PASSAGE:
^^^^^^^^


  4. Beautiful. Thanks!

    Now my sine wave looks more like yours and the values in your table seem to correspond with yours. Except that at T 15, 30, 45, etc. I have a value of "0" while you have other values in those places. Probably not too important.

    Now I will try to figure out how to "build a summation of series" to create a complex sine like yours.

    Even if this is basic (or even below basic) to me this is already tremendously helpful. I'm looking forward to start to use WEKA and other tools on time series and learn even more.


  5. Good Job. Those values are called nulls and should be zero. My values are so small, they are approximately zero, although sometimes numerical precision errors show up so as to appear slightly different than zero. The same issue will occur using Weka. Glad to hear you were able to replicate. Even if your signal was slightly different, however, it should still work for the tutorial.

^^^^^^^^

WORK REQUEST: Can you repeat the sine-wave thread word for word, the stretch from "Now my sine" through "learn even more."? The items after this have nothing to do with the sine-wave thread.

^^^^^^^^

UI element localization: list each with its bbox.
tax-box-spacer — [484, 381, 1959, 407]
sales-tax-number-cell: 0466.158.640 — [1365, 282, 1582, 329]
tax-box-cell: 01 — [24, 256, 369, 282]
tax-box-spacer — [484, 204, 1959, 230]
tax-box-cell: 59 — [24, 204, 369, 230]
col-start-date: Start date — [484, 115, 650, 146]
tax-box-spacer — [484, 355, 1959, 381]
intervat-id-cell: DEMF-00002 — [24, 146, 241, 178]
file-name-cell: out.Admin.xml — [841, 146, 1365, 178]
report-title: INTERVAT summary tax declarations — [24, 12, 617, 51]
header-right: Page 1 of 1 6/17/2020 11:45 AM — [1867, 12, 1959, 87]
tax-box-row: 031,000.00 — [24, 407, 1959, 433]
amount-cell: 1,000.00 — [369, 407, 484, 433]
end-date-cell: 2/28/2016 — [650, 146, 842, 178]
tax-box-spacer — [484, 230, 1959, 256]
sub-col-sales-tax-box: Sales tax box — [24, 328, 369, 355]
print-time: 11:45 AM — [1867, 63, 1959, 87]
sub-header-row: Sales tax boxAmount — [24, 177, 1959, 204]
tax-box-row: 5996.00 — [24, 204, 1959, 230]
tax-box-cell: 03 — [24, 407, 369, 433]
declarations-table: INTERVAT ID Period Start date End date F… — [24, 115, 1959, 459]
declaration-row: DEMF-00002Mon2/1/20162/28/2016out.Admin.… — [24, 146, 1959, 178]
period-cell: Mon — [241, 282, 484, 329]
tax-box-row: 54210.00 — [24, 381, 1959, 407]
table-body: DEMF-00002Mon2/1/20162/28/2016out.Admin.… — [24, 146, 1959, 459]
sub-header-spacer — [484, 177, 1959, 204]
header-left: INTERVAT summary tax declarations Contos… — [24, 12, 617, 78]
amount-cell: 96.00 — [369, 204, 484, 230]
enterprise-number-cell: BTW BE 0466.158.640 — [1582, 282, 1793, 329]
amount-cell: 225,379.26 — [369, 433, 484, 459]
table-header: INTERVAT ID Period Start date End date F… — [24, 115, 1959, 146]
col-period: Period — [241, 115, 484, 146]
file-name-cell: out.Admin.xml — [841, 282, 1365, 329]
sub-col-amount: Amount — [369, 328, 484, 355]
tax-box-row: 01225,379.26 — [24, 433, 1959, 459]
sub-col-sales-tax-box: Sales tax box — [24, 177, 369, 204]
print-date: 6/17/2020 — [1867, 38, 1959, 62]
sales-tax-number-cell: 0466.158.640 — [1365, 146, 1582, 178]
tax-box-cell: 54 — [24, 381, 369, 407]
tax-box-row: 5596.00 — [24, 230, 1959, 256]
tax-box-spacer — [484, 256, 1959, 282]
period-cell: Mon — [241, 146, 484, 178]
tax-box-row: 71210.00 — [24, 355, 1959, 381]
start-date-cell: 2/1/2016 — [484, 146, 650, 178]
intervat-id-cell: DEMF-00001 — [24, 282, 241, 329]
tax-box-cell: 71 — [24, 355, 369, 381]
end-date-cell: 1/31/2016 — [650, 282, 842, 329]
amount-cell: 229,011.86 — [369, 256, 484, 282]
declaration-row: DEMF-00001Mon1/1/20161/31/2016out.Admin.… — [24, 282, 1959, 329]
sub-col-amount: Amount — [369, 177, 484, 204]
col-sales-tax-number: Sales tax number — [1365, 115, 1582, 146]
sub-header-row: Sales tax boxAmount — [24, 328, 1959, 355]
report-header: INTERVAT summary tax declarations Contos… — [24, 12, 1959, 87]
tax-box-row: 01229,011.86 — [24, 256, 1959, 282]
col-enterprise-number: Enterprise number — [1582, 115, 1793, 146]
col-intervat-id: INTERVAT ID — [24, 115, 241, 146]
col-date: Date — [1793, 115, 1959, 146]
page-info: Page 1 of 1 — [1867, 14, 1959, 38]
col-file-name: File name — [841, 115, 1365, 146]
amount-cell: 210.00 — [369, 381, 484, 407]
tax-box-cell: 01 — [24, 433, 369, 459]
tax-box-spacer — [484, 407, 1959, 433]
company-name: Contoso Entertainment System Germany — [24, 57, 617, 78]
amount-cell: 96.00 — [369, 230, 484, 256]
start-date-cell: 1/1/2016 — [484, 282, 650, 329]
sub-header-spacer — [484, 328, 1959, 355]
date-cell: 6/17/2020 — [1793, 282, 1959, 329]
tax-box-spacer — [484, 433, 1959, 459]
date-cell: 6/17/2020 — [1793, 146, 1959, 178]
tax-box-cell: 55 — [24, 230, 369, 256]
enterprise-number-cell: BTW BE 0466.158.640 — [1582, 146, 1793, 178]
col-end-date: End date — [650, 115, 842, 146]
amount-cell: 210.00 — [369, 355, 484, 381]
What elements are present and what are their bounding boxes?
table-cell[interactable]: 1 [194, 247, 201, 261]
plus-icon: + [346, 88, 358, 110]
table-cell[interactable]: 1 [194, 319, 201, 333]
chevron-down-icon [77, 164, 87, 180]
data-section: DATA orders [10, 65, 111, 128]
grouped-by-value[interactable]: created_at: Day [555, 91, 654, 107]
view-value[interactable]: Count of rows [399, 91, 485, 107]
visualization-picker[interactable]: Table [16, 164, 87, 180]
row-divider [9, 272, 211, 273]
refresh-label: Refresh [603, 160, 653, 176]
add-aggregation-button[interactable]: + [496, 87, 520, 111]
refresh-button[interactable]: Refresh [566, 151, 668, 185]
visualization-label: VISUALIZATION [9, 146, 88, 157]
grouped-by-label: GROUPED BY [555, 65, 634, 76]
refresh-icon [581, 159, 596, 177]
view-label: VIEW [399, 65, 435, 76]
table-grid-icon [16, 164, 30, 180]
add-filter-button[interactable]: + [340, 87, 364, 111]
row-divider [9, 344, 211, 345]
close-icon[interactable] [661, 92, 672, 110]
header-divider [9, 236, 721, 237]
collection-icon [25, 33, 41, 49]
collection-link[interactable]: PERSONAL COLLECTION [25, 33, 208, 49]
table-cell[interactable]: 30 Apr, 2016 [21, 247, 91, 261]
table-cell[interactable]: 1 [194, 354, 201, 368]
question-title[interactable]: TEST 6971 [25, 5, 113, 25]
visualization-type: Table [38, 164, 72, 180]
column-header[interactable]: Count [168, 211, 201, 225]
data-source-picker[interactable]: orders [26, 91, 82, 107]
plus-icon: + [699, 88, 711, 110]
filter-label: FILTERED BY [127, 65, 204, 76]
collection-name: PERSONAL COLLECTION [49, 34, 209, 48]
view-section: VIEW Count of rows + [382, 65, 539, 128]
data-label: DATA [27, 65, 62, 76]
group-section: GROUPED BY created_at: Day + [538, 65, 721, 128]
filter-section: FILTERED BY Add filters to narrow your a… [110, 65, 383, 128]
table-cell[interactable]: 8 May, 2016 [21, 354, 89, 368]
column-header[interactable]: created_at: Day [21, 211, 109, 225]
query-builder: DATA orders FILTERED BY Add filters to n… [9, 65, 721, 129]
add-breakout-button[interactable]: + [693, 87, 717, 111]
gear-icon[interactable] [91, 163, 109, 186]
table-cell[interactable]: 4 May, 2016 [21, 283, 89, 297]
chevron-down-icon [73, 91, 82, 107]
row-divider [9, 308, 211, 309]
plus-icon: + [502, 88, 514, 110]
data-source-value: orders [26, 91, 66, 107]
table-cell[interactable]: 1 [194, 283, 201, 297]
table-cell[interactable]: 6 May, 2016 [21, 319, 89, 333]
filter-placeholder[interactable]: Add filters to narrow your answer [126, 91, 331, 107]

^^^^^^^^

YOUR SOLUTION:
Now my sine wave looks more like yours and the values in your table seem to correspond with yours. Except that at T 15, 30, 45, etc. I have a value of "0" while you have other values in those places. Probably not too important.

    Now I will try to figure out how to "build a summation of series" to create a complex sine like yours.

    Even if this is basic (or even below basic) to me this is already tremendously helpful. I'm looking forward to start to use WEKA and other tools on time series and learn even more.